start

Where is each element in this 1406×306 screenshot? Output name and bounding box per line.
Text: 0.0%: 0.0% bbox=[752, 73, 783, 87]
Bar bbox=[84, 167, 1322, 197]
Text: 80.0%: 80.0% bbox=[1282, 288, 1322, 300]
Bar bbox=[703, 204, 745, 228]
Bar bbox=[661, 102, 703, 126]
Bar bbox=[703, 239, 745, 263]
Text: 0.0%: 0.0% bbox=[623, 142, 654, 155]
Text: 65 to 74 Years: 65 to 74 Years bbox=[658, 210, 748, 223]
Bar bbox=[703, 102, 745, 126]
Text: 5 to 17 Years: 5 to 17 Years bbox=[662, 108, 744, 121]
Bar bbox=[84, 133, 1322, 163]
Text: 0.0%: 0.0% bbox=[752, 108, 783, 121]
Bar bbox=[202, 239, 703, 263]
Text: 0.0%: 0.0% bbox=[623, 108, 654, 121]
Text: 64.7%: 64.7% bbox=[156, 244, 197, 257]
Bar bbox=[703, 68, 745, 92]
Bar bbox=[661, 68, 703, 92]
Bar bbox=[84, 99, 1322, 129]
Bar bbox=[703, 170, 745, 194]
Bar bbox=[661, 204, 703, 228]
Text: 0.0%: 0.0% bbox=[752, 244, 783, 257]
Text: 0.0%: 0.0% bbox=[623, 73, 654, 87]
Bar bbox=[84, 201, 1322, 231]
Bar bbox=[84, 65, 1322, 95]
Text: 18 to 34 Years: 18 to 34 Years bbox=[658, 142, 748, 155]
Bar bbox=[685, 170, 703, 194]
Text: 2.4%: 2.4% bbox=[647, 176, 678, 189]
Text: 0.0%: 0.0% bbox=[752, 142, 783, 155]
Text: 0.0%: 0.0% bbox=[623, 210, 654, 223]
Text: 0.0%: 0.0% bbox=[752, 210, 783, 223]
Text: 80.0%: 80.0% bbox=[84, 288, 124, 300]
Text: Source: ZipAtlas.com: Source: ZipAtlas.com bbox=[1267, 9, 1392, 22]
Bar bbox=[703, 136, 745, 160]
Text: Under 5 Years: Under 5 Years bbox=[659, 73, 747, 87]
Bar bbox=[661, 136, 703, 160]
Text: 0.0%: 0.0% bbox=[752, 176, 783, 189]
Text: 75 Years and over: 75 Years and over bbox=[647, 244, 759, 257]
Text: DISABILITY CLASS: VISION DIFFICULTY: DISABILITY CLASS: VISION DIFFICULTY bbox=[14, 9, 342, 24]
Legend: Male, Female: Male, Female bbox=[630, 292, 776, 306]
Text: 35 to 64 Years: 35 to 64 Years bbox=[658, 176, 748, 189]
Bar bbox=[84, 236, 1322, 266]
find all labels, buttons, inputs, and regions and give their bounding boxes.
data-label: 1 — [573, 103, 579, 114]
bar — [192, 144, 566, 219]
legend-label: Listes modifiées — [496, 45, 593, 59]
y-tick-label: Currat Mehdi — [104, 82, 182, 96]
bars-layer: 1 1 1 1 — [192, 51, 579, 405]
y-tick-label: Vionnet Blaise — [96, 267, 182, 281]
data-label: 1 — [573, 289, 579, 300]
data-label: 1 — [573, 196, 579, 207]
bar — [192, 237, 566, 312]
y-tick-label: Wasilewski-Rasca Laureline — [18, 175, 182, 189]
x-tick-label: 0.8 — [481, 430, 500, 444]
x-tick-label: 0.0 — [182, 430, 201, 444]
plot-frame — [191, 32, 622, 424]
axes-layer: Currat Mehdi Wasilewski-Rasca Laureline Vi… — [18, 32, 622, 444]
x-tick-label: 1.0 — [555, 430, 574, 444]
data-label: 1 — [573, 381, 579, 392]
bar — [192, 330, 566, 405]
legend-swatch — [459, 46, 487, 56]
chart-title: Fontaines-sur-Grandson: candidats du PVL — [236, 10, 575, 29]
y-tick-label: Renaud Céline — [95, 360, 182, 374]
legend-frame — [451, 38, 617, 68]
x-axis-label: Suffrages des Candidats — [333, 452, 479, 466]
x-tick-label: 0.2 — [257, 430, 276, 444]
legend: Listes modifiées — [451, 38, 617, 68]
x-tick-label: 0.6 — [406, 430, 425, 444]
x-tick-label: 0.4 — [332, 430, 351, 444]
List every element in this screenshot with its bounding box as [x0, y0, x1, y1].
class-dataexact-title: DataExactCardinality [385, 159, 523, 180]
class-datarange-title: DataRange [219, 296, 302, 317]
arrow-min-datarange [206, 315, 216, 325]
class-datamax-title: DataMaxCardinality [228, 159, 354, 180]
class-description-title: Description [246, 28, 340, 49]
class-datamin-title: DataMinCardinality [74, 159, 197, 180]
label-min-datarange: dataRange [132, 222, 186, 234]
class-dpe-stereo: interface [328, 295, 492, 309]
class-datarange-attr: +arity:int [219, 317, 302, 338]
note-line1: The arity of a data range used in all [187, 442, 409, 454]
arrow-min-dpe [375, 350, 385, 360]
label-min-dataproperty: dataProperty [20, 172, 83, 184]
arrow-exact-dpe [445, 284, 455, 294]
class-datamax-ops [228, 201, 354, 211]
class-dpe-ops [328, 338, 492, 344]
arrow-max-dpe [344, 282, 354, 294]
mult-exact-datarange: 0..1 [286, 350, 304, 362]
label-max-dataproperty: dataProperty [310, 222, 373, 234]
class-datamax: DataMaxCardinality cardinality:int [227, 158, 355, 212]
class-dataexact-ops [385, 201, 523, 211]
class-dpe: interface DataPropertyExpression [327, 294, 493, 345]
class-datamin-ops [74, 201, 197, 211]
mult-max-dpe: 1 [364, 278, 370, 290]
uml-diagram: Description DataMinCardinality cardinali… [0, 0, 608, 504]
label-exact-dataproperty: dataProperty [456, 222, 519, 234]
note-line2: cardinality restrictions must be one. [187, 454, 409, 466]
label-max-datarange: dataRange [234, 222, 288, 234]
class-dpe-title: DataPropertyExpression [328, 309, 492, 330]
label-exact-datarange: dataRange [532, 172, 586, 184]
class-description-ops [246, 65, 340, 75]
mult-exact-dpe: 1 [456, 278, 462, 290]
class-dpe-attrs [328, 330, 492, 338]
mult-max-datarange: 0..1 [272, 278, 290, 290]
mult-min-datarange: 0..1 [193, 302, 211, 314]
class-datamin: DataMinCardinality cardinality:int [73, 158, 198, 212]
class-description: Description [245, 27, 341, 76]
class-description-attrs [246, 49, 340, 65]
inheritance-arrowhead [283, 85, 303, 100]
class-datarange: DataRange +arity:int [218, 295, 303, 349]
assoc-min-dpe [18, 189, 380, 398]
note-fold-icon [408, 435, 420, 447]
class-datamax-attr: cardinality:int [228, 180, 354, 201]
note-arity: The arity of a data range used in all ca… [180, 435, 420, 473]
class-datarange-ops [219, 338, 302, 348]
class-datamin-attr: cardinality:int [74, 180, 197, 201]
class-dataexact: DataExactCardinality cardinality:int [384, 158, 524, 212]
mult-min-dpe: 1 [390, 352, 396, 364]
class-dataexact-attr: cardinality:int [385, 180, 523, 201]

end

**Problem to solve:** Reproduce all of the material above, swapping "VISION DIFFICULTY" for "HEARING DIFFICULTY" and leaving everything else unchanged.

**Response below:**
Where is each element in this 1406×306 screenshot? Output name and bounding box per line.
Text: 0.0%: 0.0% bbox=[752, 73, 783, 87]
Bar bbox=[84, 167, 1322, 197]
Text: 80.0%: 80.0% bbox=[1282, 288, 1322, 300]
Bar bbox=[703, 204, 745, 228]
Bar bbox=[661, 102, 703, 126]
Bar bbox=[703, 239, 745, 263]
Text: 0.0%: 0.0% bbox=[623, 142, 654, 155]
Text: 65 to 74 Years: 65 to 74 Years bbox=[658, 210, 748, 223]
Bar bbox=[703, 102, 745, 126]
Text: 5 to 17 Years: 5 to 17 Years bbox=[662, 108, 744, 121]
Bar bbox=[84, 133, 1322, 163]
Text: 0.0%: 0.0% bbox=[752, 108, 783, 121]
Bar bbox=[202, 239, 703, 263]
Text: 0.0%: 0.0% bbox=[623, 108, 654, 121]
Text: 64.7%: 64.7% bbox=[156, 244, 197, 257]
Bar bbox=[703, 68, 745, 92]
Bar bbox=[661, 68, 703, 92]
Bar bbox=[84, 99, 1322, 129]
Bar bbox=[703, 170, 745, 194]
Bar bbox=[661, 204, 703, 228]
Text: 0.0%: 0.0% bbox=[752, 244, 783, 257]
Text: 0.0%: 0.0% bbox=[623, 73, 654, 87]
Bar bbox=[84, 201, 1322, 231]
Bar bbox=[84, 65, 1322, 95]
Text: 18 to 34 Years: 18 to 34 Years bbox=[658, 142, 748, 155]
Bar bbox=[685, 170, 703, 194]
Text: 2.4%: 2.4% bbox=[647, 176, 678, 189]
Text: 0.0%: 0.0% bbox=[752, 142, 783, 155]
Text: 0.0%: 0.0% bbox=[623, 210, 654, 223]
Text: 0.0%: 0.0% bbox=[752, 210, 783, 223]
Text: 80.0%: 80.0% bbox=[84, 288, 124, 300]
Text: Source: ZipAtlas.com: Source: ZipAtlas.com bbox=[1267, 9, 1392, 22]
Bar bbox=[703, 136, 745, 160]
Text: Under 5 Years: Under 5 Years bbox=[659, 73, 747, 87]
Bar bbox=[661, 136, 703, 160]
Text: 0.0%: 0.0% bbox=[752, 176, 783, 189]
Text: 75 Years and over: 75 Years and over bbox=[647, 244, 759, 257]
Text: DISABILITY CLASS: HEARING DIFFICULTY: DISABILITY CLASS: HEARING DIFFICULTY bbox=[14, 9, 342, 24]
Legend: Male, Female: Male, Female bbox=[630, 292, 776, 306]
Text: 35 to 64 Years: 35 to 64 Years bbox=[658, 176, 748, 189]
Bar bbox=[84, 236, 1322, 266]
find all labels, buttons, inputs, and regions and give their bounding boxes.
data-label: 1 — [573, 103, 579, 114]
bar — [192, 144, 566, 219]
legend-label: Listes modifiées — [496, 45, 593, 59]
y-tick-label: Currat Mehdi — [104, 82, 182, 96]
bars-layer: 1 1 1 1 — [192, 51, 579, 405]
y-tick-label: Vionnet Blaise — [96, 267, 182, 281]
data-label: 1 — [573, 289, 579, 300]
data-label: 1 — [573, 196, 579, 207]
bar — [192, 237, 566, 312]
y-tick-label: Wasilewski-Rasca Laureline — [18, 175, 182, 189]
x-tick-label: 0.8 — [481, 430, 500, 444]
x-tick-label: 0.0 — [182, 430, 201, 444]
plot-frame — [191, 32, 622, 424]
axes-layer: Currat Mehdi Wasilewski-Rasca Laureline Vi… — [18, 32, 622, 444]
x-tick-label: 1.0 — [555, 430, 574, 444]
data-label: 1 — [573, 381, 579, 392]
bar — [192, 330, 566, 405]
legend-swatch — [459, 46, 487, 56]
chart-title: Fontaines-sur-Grandson: candidats du PVL — [236, 10, 575, 29]
y-tick-label: Renaud Céline — [95, 360, 182, 374]
legend-frame — [451, 38, 617, 68]
x-axis-label: Suffrages des Candidats — [333, 452, 479, 466]
x-tick-label: 0.2 — [257, 430, 276, 444]
legend: Listes modifiées — [451, 38, 617, 68]
x-tick-label: 0.6 — [406, 430, 425, 444]
x-tick-label: 0.4 — [332, 430, 351, 444]
List every element in this screenshot with its bounding box as [x0, y0, x1, y1].
class-dataexact-title: DataExactCardinality [385, 159, 523, 180]
class-datarange-title: DataRange [219, 296, 302, 317]
arrow-min-datarange [206, 315, 216, 325]
class-datamax-title: DataMaxCardinality [228, 159, 354, 180]
class-description-title: Description [246, 28, 340, 49]
class-datamin-title: DataMinCardinality [74, 159, 197, 180]
label-min-datarange: dataRange [132, 222, 186, 234]
class-dpe-stereo: interface [328, 295, 492, 309]
class-datarange-attr: +arity:int [219, 317, 302, 338]
note-line1: The arity of a data range used in all [187, 442, 409, 454]
arrow-min-dpe [375, 350, 385, 360]
label-min-dataproperty: dataProperty [20, 172, 83, 184]
arrow-exact-dpe [445, 284, 455, 294]
class-datamax-ops [228, 201, 354, 211]
class-dpe-ops [328, 338, 492, 344]
arrow-max-dpe [344, 282, 354, 294]
mult-exact-datarange: 0..1 [286, 350, 304, 362]
label-max-dataproperty: dataProperty [310, 222, 373, 234]
class-datamax: DataMaxCardinality cardinality:int [227, 158, 355, 212]
class-dataexact-ops [385, 201, 523, 211]
class-dpe: interface DataPropertyExpression [327, 294, 493, 345]
class-datamin-ops [74, 201, 197, 211]
mult-max-dpe: 1 [364, 278, 370, 290]
uml-diagram: Description DataMinCardinality cardinali… [0, 0, 608, 504]
label-exact-dataproperty: dataProperty [456, 222, 519, 234]
note-line2: cardinality restrictions must be one. [187, 454, 409, 466]
label-max-datarange: dataRange [234, 222, 288, 234]
class-dpe-title: DataPropertyExpression [328, 309, 492, 330]
label-exact-datarange: dataRange [532, 172, 586, 184]
class-description-ops [246, 65, 340, 75]
mult-exact-dpe: 1 [456, 278, 462, 290]
class-dpe-attrs [328, 330, 492, 338]
mult-max-datarange: 0..1 [272, 278, 290, 290]
mult-min-datarange: 0..1 [193, 302, 211, 314]
class-datamin: DataMinCardinality cardinality:int [73, 158, 198, 212]
class-description: Description [245, 27, 341, 76]
class-description-attrs [246, 49, 340, 65]
inheritance-arrowhead [283, 85, 303, 100]
class-datarange: DataRange +arity:int [218, 295, 303, 349]
assoc-min-dpe [18, 189, 380, 398]
note-fold-icon [408, 435, 420, 447]
class-datamax-attr: cardinality:int [228, 180, 354, 201]
note-arity: The arity of a data range used in all ca… [180, 435, 420, 473]
class-datarange-ops [219, 338, 302, 348]
class-datamin-attr: cardinality:int [74, 180, 197, 201]
class-dataexact: DataExactCardinality cardinality:int [384, 158, 524, 212]
mult-min-dpe: 1 [390, 352, 396, 364]
class-dataexact-attr: cardinality:int [385, 180, 523, 201]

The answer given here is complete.